OBJECTIVE: Go over the entries below line by line, copying each one that contains the word "title".

RECORD EXTRACTS:

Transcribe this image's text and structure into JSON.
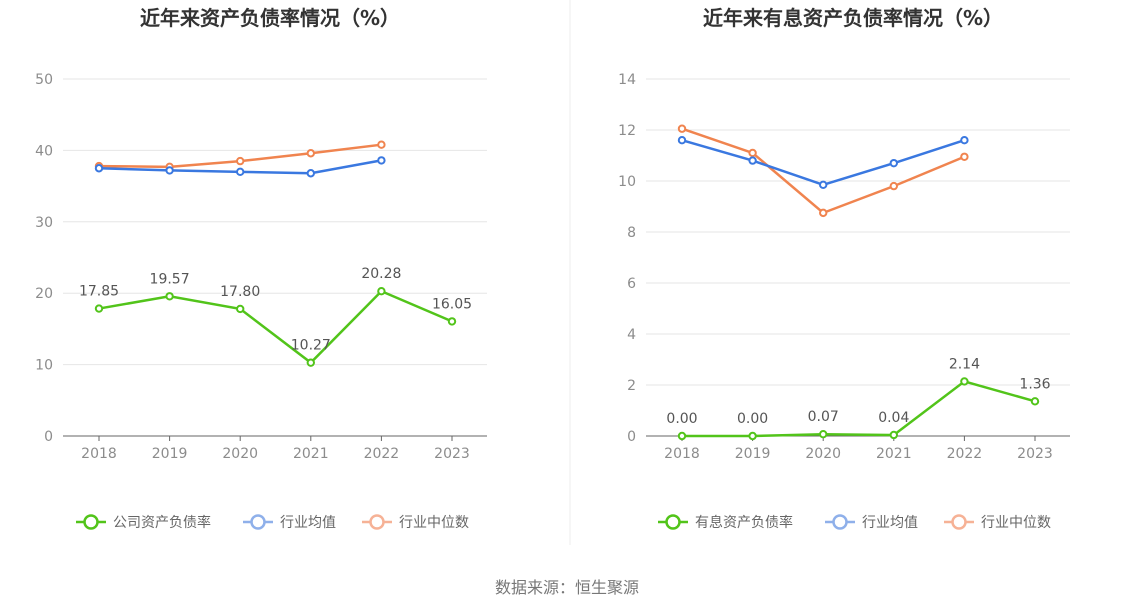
{
  "chart_data": [
    {
      "type": "line",
      "title": "近年来资产负债率情况（%）",
      "categories": [
        "2018",
        "2019",
        "2020",
        "2021",
        "2022",
        "2023"
      ],
      "ylim": [
        0,
        50
      ],
      "yticks": [
        "0",
        "10",
        "20",
        "30",
        "40",
        "50"
      ],
      "grid": true,
      "legend_position": "bottom",
      "series": [
        {
          "name": "公司资产负债率",
          "color": "#52c41a",
          "values": [
            17.85,
            19.57,
            17.8,
            10.27,
            20.28,
            16.05
          ],
          "labels": [
            "17.85",
            "19.57",
            "17.80",
            "10.27",
            "20.28",
            "16.05"
          ]
        },
        {
          "name": "行业均值",
          "color": "#3a78e0",
          "values": [
            37.5,
            37.2,
            37.0,
            36.8,
            38.6,
            null
          ]
        },
        {
          "name": "行业中位数",
          "color": "#f0844f",
          "values": [
            37.8,
            37.7,
            38.5,
            39.6,
            40.8,
            null
          ]
        }
      ]
    },
    {
      "type": "line",
      "title": "近年来有息资产负债率情况（%）",
      "categories": [
        "2018",
        "2019",
        "2020",
        "2021",
        "2022",
        "2023"
      ],
      "ylim": [
        0,
        14
      ],
      "yticks": [
        "0",
        "2",
        "4",
        "6",
        "8",
        "10",
        "12",
        "14"
      ],
      "grid": true,
      "legend_position": "bottom",
      "series": [
        {
          "name": "有息资产负债率",
          "color": "#52c41a",
          "values": [
            0.0,
            0.0,
            0.07,
            0.04,
            2.14,
            1.36
          ],
          "labels": [
            "0.00",
            "0.00",
            "0.07",
            "0.04",
            "2.14",
            "1.36"
          ]
        },
        {
          "name": "行业均值",
          "color": "#3a78e0",
          "values": [
            11.6,
            10.8,
            9.85,
            10.7,
            11.6,
            null
          ]
        },
        {
          "name": "行业中位数",
          "color": "#f0844f",
          "values": [
            12.05,
            11.1,
            8.75,
            9.8,
            10.95,
            null
          ]
        }
      ]
    }
  ],
  "source": "数据来源：恒生聚源"
}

TASK ANSWER:
      "title": "近年来资产负债率情况（%）",
      "title": "近年来有息资产负债率情况（%）",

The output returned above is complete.